GIVEN REQUEST: Write out all the entries word for word, but skip any images.

LISTING:
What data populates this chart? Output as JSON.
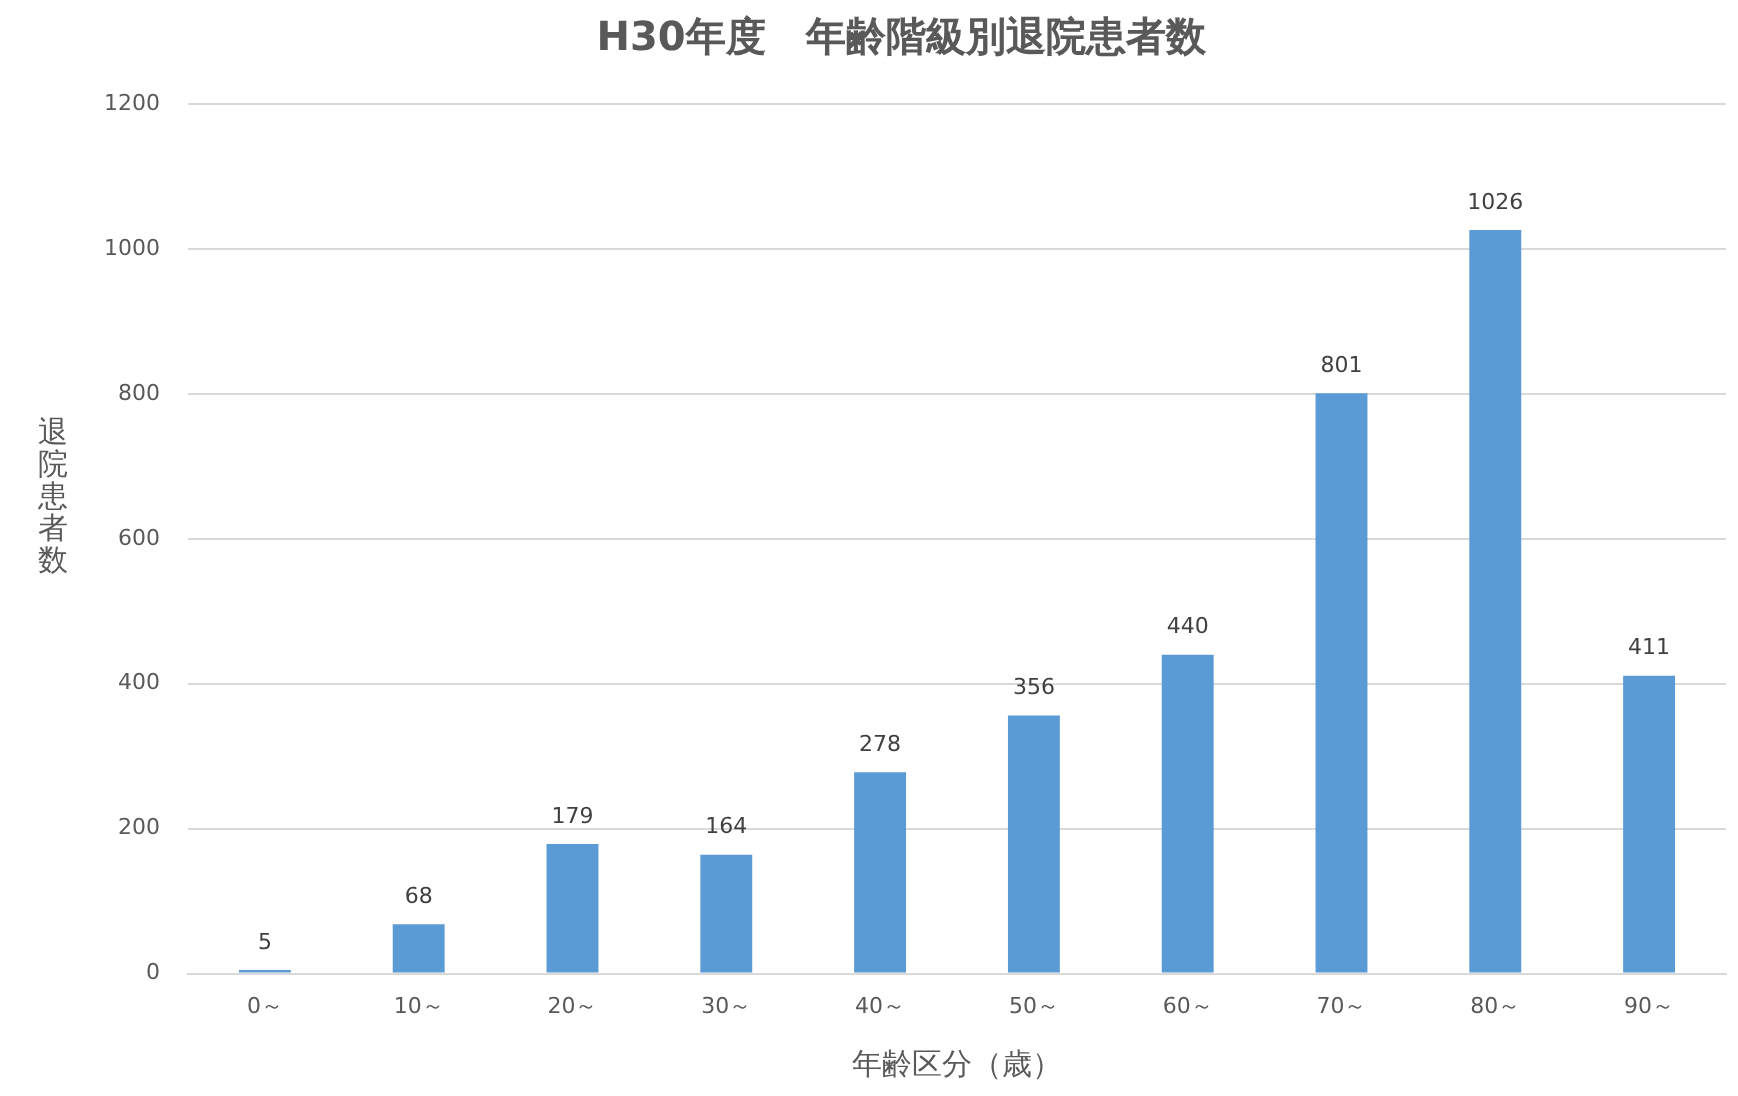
{
  "chart_data": {
    "type": "bar",
    "title": "H30年度　年齢階級別退院患者数",
    "xlabel": "年齢区分（歳）",
    "ylabel": "退院患者数",
    "categories": [
      "0～",
      "10～",
      "20～",
      "30～",
      "40～",
      "50～",
      "60～",
      "70～",
      "80～",
      "90～"
    ],
    "values": [
      5,
      68,
      179,
      164,
      278,
      356,
      440,
      801,
      1026,
      411
    ],
    "color": "#5b9bd5",
    "ylim": [
      0,
      1200
    ],
    "yticks": [
      0,
      200,
      400,
      600,
      800,
      1000,
      1200
    ],
    "grid": "y",
    "data_labels": true
  }
}
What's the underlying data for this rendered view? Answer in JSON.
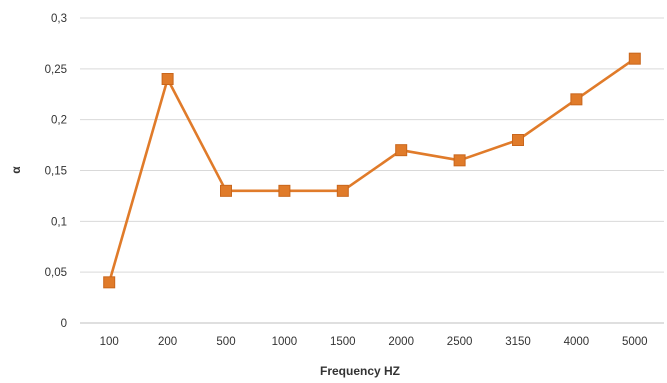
{
  "chart_data": {
    "type": "line",
    "title": "",
    "xlabel": "Frequency HZ",
    "ylabel": "α",
    "categories": [
      "100",
      "200",
      "500",
      "1000",
      "1500",
      "2000",
      "2500",
      "3150",
      "4000",
      "5000"
    ],
    "series": [
      {
        "values": [
          0.04,
          0.24,
          0.13,
          0.13,
          0.13,
          0.17,
          0.16,
          0.18,
          0.22,
          0.26
        ],
        "color": "#E07B2A",
        "marker": "square"
      }
    ],
    "ylim": [
      0,
      0.3
    ],
    "yticks": [
      {
        "value": 0,
        "label": "0"
      },
      {
        "value": 0.05,
        "label": "0,05"
      },
      {
        "value": 0.1,
        "label": "0,1"
      },
      {
        "value": 0.15,
        "label": "0,15"
      },
      {
        "value": 0.2,
        "label": "0,2"
      },
      {
        "value": 0.25,
        "label": "0,25"
      },
      {
        "value": 0.3,
        "label": "0,3"
      }
    ],
    "grid": true,
    "gridline_color": "#D9D9D9",
    "legend": "none"
  }
}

ANSWER TO THIS EXERCISE:
What data populates this chart? Output as JSON.
{
  "chart_data": {
    "type": "bar",
    "title": "H30年度　年齢階級別退院患者数",
    "xlabel": "年齢区分（歳）",
    "ylabel": "退院患者数",
    "categories": [
      "0～",
      "10～",
      "20～",
      "30～",
      "40～",
      "50～",
      "60～",
      "70～",
      "80～",
      "90～"
    ],
    "values": [
      5,
      68,
      179,
      164,
      278,
      356,
      440,
      801,
      1026,
      411
    ],
    "color": "#5b9bd5",
    "ylim": [
      0,
      1200
    ],
    "yticks": [
      0,
      200,
      400,
      600,
      800,
      1000,
      1200
    ],
    "grid": "y",
    "data_labels": true
  }
}
What's the underlying data for this rendered view? Answer in JSON.
{
  "chart_data": {
    "type": "line",
    "title": "",
    "xlabel": "Frequency HZ",
    "ylabel": "α",
    "categories": [
      "100",
      "200",
      "500",
      "1000",
      "1500",
      "2000",
      "2500",
      "3150",
      "4000",
      "5000"
    ],
    "series": [
      {
        "values": [
          0.04,
          0.24,
          0.13,
          0.13,
          0.13,
          0.17,
          0.16,
          0.18,
          0.22,
          0.26
        ],
        "color": "#E07B2A",
        "marker": "square"
      }
    ],
    "ylim": [
      0,
      0.3
    ],
    "yticks": [
      {
        "value": 0,
        "label": "0"
      },
      {
        "value": 0.05,
        "label": "0,05"
      },
      {
        "value": 0.1,
        "label": "0,1"
      },
      {
        "value": 0.15,
        "label": "0,15"
      },
      {
        "value": 0.2,
        "label": "0,2"
      },
      {
        "value": 0.25,
        "label": "0,25"
      },
      {
        "value": 0.3,
        "label": "0,3"
      }
    ],
    "grid": true,
    "gridline_color": "#D9D9D9",
    "legend": "none"
  }
}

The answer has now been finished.